*DO THIS*
Only lines holding the word "ranges" should be copied from the material.

*RECORDS FOR THE TASK*
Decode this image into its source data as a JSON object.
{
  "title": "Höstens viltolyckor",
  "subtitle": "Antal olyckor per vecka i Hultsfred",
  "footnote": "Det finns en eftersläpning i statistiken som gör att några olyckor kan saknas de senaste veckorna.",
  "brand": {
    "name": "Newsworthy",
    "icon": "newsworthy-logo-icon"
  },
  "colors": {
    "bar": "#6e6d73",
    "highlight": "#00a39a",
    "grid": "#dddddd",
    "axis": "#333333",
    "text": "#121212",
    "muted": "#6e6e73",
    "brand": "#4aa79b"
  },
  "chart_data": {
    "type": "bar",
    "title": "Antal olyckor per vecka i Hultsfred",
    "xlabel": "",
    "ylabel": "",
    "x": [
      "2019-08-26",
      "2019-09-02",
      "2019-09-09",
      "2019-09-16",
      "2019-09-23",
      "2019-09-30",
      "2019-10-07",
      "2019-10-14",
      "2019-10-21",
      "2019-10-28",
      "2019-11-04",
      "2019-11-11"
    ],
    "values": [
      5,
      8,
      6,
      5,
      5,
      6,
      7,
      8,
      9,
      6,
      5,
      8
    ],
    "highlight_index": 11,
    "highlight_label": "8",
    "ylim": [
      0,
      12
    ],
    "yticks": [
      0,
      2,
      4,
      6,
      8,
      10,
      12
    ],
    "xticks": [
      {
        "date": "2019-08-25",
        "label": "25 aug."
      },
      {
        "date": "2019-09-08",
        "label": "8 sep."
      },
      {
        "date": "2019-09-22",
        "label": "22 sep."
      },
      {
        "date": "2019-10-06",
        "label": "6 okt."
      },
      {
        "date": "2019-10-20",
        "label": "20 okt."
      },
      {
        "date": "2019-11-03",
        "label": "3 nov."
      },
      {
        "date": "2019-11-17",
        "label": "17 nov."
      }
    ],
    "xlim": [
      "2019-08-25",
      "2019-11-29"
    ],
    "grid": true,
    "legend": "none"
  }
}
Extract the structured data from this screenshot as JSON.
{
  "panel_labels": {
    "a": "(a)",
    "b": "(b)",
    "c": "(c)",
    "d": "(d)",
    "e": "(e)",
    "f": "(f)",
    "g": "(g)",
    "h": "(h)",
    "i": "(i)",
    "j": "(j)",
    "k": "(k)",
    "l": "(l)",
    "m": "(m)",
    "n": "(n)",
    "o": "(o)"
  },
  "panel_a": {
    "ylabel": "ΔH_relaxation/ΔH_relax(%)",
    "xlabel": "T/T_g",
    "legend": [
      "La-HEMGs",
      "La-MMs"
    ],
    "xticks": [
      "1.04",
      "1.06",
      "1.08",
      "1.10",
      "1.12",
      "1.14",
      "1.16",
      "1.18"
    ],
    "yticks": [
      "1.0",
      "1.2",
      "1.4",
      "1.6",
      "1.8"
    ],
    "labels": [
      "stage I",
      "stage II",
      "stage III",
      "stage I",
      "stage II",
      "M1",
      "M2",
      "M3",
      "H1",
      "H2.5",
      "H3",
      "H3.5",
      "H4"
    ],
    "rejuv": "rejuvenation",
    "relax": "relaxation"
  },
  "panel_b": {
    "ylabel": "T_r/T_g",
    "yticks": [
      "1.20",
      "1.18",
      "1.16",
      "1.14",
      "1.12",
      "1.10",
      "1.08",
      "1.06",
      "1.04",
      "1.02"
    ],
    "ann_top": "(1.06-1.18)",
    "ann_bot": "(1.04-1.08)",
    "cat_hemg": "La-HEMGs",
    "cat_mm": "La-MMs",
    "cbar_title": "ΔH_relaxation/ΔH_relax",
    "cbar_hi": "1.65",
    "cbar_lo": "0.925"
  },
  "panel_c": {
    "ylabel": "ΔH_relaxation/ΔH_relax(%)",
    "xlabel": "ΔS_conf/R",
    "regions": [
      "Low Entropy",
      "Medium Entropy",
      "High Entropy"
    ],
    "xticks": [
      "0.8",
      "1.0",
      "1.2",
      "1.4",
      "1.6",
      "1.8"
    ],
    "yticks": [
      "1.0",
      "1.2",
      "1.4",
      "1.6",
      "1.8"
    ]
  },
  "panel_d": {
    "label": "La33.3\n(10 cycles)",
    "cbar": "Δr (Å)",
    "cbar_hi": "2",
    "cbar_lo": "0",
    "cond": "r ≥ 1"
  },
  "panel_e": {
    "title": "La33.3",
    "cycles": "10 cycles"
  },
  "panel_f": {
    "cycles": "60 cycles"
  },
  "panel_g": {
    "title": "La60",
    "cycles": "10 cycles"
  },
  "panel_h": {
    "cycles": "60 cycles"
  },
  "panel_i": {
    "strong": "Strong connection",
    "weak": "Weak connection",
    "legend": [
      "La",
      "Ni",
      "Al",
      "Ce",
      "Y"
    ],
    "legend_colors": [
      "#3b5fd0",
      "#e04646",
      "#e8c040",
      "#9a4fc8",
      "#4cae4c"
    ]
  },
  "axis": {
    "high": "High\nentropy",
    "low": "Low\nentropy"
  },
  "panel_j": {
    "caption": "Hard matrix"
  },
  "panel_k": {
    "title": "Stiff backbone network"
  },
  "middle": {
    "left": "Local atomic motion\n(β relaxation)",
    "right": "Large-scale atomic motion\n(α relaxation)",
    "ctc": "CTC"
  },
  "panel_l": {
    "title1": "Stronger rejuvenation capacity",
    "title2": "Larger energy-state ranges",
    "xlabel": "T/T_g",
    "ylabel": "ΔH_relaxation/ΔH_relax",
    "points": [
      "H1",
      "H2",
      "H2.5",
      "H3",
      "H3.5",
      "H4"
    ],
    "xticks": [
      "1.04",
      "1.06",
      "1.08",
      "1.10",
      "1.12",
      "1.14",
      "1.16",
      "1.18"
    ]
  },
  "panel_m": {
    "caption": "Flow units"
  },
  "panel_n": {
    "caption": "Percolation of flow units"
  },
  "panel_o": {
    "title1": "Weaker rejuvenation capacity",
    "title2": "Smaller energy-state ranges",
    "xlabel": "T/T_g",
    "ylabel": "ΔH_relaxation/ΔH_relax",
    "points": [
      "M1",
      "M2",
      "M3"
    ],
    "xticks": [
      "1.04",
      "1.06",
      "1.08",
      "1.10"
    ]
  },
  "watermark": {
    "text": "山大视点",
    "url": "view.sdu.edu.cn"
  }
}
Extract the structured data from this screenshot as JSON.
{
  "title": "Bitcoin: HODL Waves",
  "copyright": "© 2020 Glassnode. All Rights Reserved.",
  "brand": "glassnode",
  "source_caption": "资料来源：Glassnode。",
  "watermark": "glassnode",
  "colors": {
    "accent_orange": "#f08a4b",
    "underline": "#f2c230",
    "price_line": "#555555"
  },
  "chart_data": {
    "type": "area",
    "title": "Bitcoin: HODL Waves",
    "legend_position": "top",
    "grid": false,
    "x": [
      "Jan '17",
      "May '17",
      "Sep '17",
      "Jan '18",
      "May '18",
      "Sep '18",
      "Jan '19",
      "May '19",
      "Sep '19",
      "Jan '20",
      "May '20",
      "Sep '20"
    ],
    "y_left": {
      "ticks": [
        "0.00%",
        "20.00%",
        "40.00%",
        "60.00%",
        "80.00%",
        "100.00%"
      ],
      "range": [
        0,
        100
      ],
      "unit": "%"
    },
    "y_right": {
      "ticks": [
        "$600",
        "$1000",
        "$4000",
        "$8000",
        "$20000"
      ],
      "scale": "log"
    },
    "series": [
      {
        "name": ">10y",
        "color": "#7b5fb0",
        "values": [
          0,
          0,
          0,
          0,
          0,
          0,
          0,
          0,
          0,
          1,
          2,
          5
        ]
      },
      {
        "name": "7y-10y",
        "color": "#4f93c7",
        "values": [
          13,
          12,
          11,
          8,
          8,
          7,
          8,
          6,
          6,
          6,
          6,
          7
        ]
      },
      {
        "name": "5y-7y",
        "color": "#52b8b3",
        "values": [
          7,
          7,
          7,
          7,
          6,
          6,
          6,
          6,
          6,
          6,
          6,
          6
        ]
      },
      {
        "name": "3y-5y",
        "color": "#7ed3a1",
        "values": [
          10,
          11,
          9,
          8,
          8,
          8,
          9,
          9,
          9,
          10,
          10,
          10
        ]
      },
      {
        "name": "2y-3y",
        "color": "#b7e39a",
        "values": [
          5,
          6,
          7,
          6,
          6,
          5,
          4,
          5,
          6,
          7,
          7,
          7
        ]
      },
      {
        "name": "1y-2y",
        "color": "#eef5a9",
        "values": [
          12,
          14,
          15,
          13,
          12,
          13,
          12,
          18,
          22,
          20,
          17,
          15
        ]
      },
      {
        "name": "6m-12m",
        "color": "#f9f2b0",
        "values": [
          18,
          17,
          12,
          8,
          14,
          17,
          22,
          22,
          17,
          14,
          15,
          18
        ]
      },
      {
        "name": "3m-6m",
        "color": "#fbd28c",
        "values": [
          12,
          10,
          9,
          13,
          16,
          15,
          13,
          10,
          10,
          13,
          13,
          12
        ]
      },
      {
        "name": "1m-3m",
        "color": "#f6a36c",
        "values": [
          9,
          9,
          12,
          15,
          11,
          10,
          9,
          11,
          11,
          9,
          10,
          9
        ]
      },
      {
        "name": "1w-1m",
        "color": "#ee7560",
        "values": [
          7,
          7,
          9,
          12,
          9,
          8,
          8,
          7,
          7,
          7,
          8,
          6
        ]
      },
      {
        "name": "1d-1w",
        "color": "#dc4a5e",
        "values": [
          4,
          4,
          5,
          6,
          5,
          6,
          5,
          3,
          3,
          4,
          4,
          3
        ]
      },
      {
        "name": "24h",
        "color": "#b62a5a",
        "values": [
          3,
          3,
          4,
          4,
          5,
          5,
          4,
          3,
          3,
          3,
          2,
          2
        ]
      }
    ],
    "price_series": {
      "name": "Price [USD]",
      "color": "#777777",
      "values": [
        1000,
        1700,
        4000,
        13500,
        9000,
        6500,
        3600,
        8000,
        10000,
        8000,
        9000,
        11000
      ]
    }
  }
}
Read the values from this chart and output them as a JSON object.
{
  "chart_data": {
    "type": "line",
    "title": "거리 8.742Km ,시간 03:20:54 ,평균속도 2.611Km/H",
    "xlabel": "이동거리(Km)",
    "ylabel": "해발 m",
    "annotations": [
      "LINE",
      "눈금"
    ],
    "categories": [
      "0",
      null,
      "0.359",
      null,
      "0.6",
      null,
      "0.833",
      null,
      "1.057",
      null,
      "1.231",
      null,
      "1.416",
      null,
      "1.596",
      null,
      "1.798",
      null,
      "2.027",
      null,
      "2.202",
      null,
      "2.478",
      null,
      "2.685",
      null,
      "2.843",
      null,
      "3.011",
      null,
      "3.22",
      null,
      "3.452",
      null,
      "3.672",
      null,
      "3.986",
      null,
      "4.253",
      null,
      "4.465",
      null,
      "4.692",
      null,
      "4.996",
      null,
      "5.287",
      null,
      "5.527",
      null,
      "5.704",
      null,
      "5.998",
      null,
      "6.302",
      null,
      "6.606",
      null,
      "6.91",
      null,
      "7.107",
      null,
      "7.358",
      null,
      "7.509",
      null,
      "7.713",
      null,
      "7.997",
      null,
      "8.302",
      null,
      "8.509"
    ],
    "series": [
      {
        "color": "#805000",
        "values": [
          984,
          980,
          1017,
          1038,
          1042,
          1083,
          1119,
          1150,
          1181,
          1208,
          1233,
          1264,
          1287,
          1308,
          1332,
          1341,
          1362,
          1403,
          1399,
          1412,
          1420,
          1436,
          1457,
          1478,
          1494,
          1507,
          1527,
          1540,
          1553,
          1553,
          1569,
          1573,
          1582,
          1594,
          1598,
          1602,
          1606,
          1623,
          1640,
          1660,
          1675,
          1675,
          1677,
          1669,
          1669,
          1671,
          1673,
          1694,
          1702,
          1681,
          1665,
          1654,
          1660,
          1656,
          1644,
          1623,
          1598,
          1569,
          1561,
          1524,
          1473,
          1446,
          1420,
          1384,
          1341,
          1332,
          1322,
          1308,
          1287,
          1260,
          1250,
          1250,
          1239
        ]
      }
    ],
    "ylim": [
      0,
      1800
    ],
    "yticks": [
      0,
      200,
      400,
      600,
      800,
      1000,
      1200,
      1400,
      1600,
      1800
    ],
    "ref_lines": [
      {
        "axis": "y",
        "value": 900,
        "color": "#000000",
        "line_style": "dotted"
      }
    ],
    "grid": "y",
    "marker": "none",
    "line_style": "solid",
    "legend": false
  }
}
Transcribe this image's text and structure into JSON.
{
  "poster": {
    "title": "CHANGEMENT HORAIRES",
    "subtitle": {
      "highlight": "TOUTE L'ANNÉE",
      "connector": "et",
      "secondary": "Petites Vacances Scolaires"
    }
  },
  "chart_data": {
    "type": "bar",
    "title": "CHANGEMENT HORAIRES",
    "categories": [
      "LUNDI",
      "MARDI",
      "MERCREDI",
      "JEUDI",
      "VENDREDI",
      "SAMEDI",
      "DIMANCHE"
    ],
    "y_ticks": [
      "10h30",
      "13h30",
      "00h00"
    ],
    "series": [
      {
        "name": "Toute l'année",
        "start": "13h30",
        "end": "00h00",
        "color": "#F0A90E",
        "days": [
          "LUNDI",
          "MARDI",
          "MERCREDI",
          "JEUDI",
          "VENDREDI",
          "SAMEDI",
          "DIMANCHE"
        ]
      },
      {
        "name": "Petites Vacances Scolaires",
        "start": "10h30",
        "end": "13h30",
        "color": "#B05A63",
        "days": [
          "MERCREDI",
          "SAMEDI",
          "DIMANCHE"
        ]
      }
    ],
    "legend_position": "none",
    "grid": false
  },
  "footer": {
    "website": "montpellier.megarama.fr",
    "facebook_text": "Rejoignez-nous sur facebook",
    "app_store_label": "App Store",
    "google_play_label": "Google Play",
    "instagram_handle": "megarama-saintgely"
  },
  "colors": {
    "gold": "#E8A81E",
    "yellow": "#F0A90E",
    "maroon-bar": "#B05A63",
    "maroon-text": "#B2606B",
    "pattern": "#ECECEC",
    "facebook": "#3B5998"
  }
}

*ANSWER BELOW*
    "title2": "Larger energy-state ranges",
    "title2": "Smaller energy-state ranges",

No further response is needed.